[What you will do] In your copy, leave out the pictures; write out all the data exactly.

[Provided material]
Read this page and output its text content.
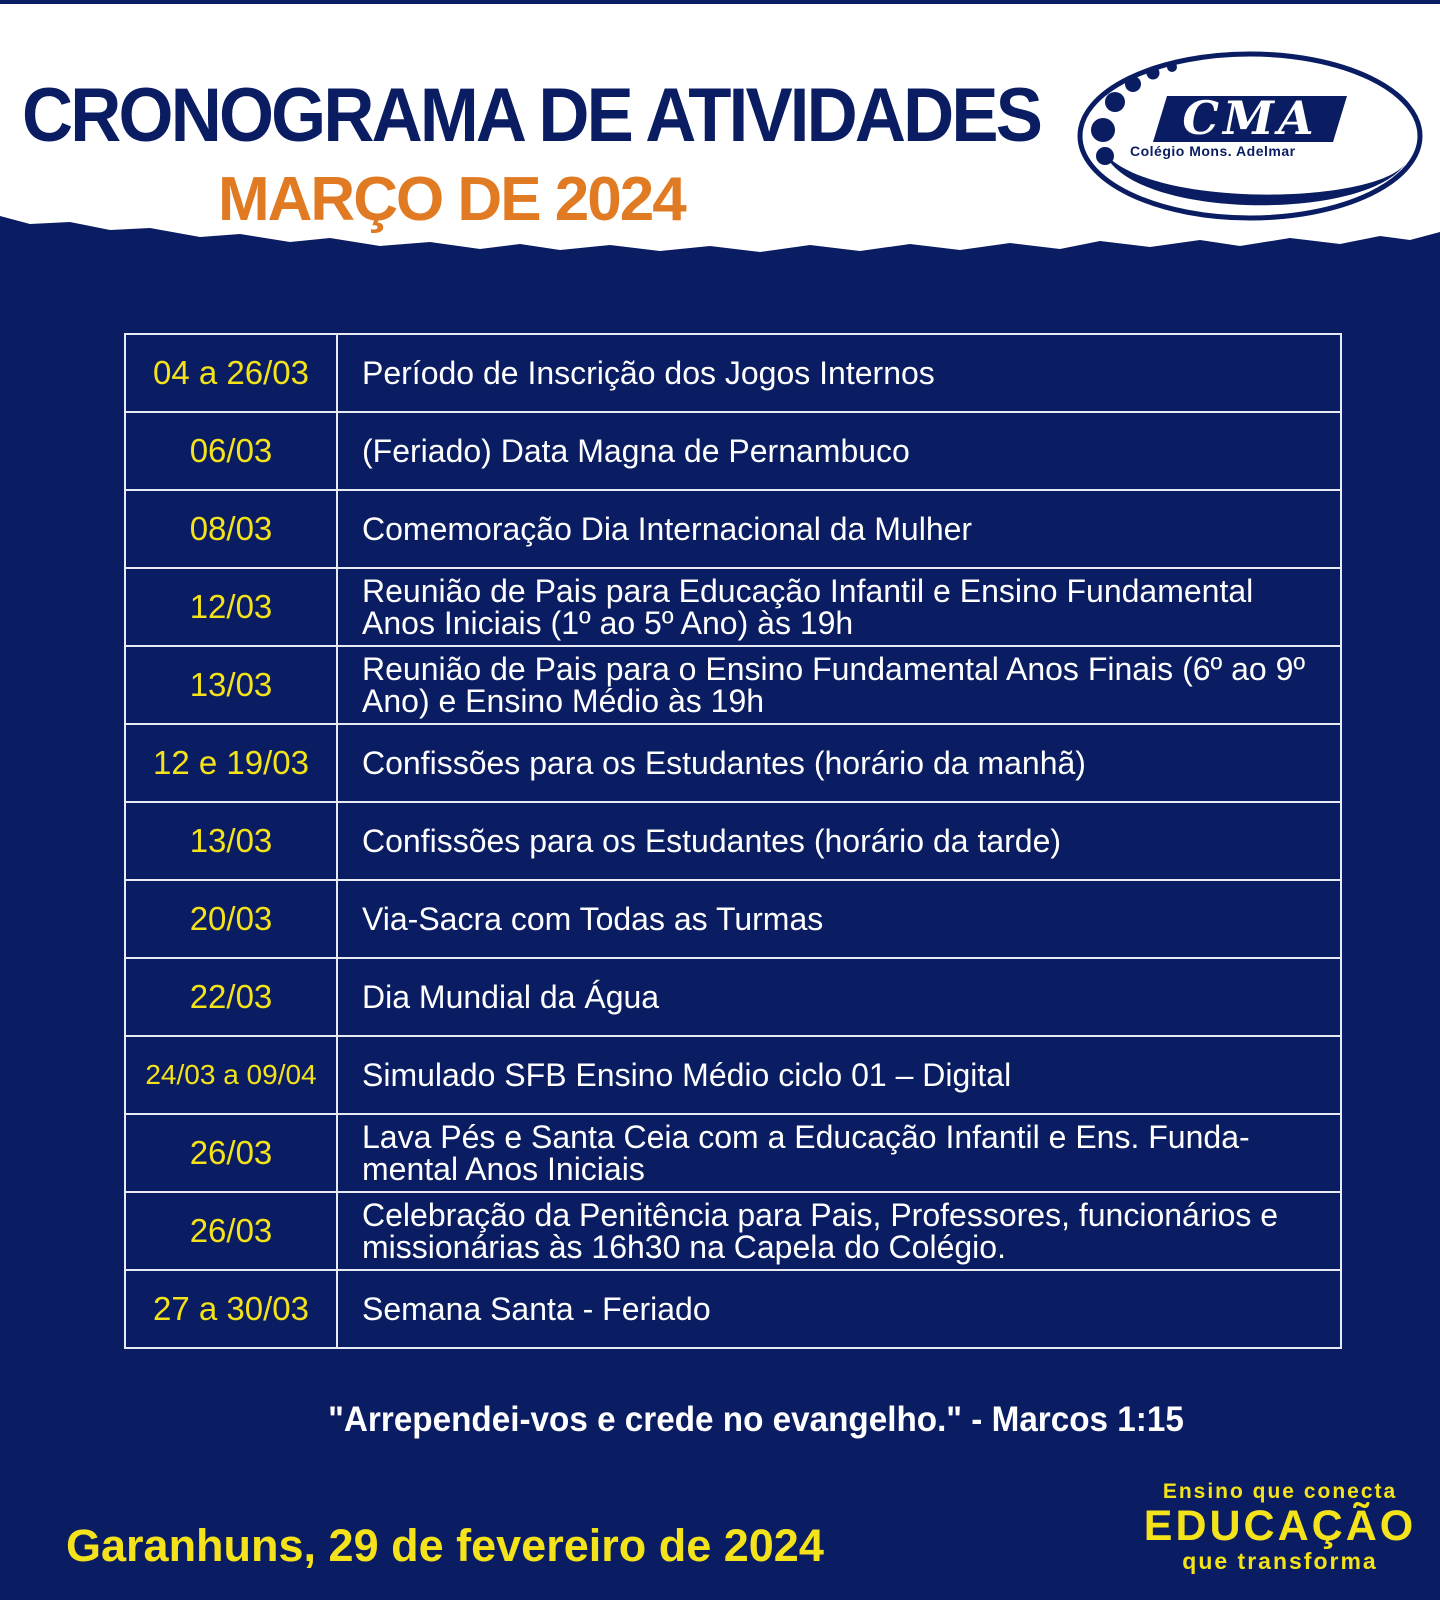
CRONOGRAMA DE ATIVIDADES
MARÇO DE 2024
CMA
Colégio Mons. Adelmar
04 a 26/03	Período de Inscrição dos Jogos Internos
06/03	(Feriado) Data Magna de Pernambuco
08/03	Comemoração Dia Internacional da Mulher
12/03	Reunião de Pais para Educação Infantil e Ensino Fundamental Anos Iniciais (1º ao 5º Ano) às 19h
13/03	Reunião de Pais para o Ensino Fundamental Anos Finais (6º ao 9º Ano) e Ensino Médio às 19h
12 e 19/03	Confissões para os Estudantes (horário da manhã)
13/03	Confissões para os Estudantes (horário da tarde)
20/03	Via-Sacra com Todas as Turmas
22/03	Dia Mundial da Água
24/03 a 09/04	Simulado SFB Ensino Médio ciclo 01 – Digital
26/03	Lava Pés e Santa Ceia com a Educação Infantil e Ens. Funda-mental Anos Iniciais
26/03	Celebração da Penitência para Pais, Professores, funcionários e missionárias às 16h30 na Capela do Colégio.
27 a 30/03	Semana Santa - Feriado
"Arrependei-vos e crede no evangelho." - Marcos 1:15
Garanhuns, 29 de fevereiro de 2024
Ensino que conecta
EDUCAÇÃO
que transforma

[Solution to the exercise]
Read this page and output its text content.
CRONOGRAMA DE ATIVIDADES
MARÇO DE 2024
CMA
Colégio Mons. Adelmar
04 a 26/03	Período de Inscrição dos Jogos Internos
06/03	(Feriado) Data Magna de Pernambuco
08/03	Comemoração Dia Internacional da Mulher
12/03	Reunião de Pais para Educação Infantil e Ensino Fundamental Anos Iniciais (1º ao 5º Ano) às 19h
13/03	Reunião de Pais para o Ensino Fundamental Anos Finais (6º ao 9º Ano) e Ensino Médio às 19h
12 e 19/03	Confissões para os Estudantes (horário da manhã)
13/03	Confissões para os Estudantes (horário da tarde)
20/03	Via-Sacra com Todas as Turmas
22/03	Dia Mundial da Água
24/03 a 09/04	Simulado SFB Ensino Médio ciclo 01 – Digital
26/03	Lava Pés e Santa Ceia com a Educação Infantil e Ens. Funda-mental Anos Iniciais
26/03	Celebração da Penitência para Pais, Professores, funcionários e missionárias às 16h30 na Capela do Colégio.
27 a 30/03	Semana Santa - Feriado
"Arrependei-vos e crede no evangelho." - Marcos 1:15
Garanhuns, 29 de fevereiro de 2024
Ensino que conecta
EDUCAÇÃO
que transforma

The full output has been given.